#### [GIVEN TASK]
Count lines, not occurrences: report how many lines in the records hold the string "color", and nothing else.

# start of SUPPLIED ENTRIES

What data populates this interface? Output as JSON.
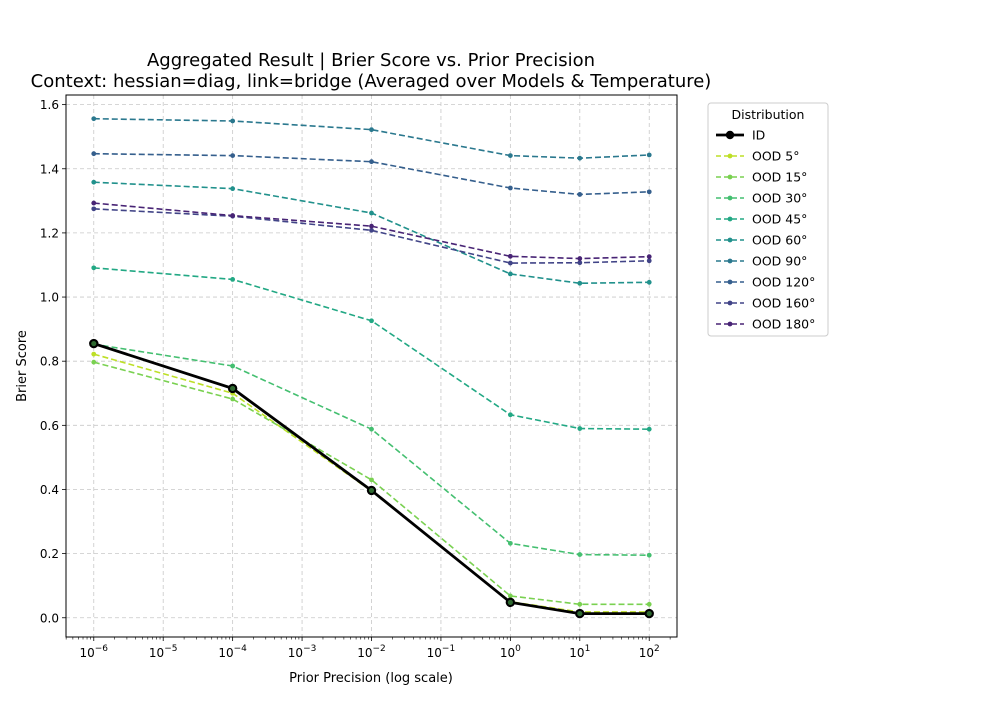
{
  "chart_data": {
    "type": "line",
    "title_line1": "Aggregated Result | Brier Score vs. Prior Precision",
    "title_line2": "Context: hessian=diag, link=bridge (Averaged over Models & Temperature)",
    "xlabel": "Prior Precision (log scale)",
    "ylabel": "Brier Score",
    "x_scale": "log",
    "x": [
      1e-06,
      0.0001,
      0.01,
      1,
      10,
      100
    ],
    "x_ticks": [
      {
        "base": "10",
        "exp": "−6",
        "value": 1e-06
      },
      {
        "base": "10",
        "exp": "−5",
        "value": 1e-05
      },
      {
        "base": "10",
        "exp": "−4",
        "value": 0.0001
      },
      {
        "base": "10",
        "exp": "−3",
        "value": 0.001
      },
      {
        "base": "10",
        "exp": "−2",
        "value": 0.01
      },
      {
        "base": "10",
        "exp": "−1",
        "value": 0.1
      },
      {
        "base": "10",
        "exp": "0",
        "value": 1
      },
      {
        "base": "10",
        "exp": "1",
        "value": 10
      },
      {
        "base": "10",
        "exp": "2",
        "value": 100
      }
    ],
    "xlim_log10": [
      -6.4,
      2.4
    ],
    "y_ticks": [
      "0.0",
      "0.2",
      "0.4",
      "0.6",
      "0.8",
      "1.0",
      "1.2",
      "1.4",
      "1.6"
    ],
    "ylim": [
      -0.06,
      1.63
    ],
    "grid": true,
    "legend_title": "Distribution",
    "legend_position": "outside-right",
    "series": [
      {
        "name": "ID",
        "color": "#000000",
        "style": "solid",
        "marker": "large-circle",
        "values": [
          0.855,
          0.715,
          0.397,
          0.048,
          0.013,
          0.013
        ]
      },
      {
        "name": "OOD 5°",
        "color": "#bddf26",
        "style": "dashed",
        "values": [
          0.822,
          0.7,
          0.395,
          0.05,
          0.018,
          0.018
        ]
      },
      {
        "name": "OOD 15°",
        "color": "#7ad151",
        "style": "dashed",
        "values": [
          0.797,
          0.682,
          0.43,
          0.068,
          0.042,
          0.042
        ]
      },
      {
        "name": "OOD 30°",
        "color": "#44bf70",
        "style": "dashed",
        "values": [
          0.853,
          0.785,
          0.588,
          0.232,
          0.197,
          0.195
        ]
      },
      {
        "name": "OOD 45°",
        "color": "#22a884",
        "style": "dashed",
        "values": [
          1.091,
          1.055,
          0.926,
          0.633,
          0.59,
          0.588
        ]
      },
      {
        "name": "OOD 60°",
        "color": "#21918c",
        "style": "dashed",
        "values": [
          1.358,
          1.338,
          1.262,
          1.072,
          1.043,
          1.046
        ]
      },
      {
        "name": "OOD 90°",
        "color": "#2a788e",
        "style": "dashed",
        "values": [
          1.556,
          1.549,
          1.522,
          1.441,
          1.433,
          1.443
        ]
      },
      {
        "name": "OOD 120°",
        "color": "#355f8d",
        "style": "dashed",
        "values": [
          1.447,
          1.441,
          1.422,
          1.34,
          1.32,
          1.328
        ]
      },
      {
        "name": "OOD 160°",
        "color": "#414487",
        "style": "dashed",
        "values": [
          1.275,
          1.252,
          1.208,
          1.106,
          1.107,
          1.113
        ]
      },
      {
        "name": "OOD 180°",
        "color": "#482475",
        "style": "dashed",
        "values": [
          1.293,
          1.254,
          1.221,
          1.127,
          1.12,
          1.126
        ]
      }
    ]
  }
}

# end of SUPPLIED ENTRIES

#### [FINISHED ANSWER]
10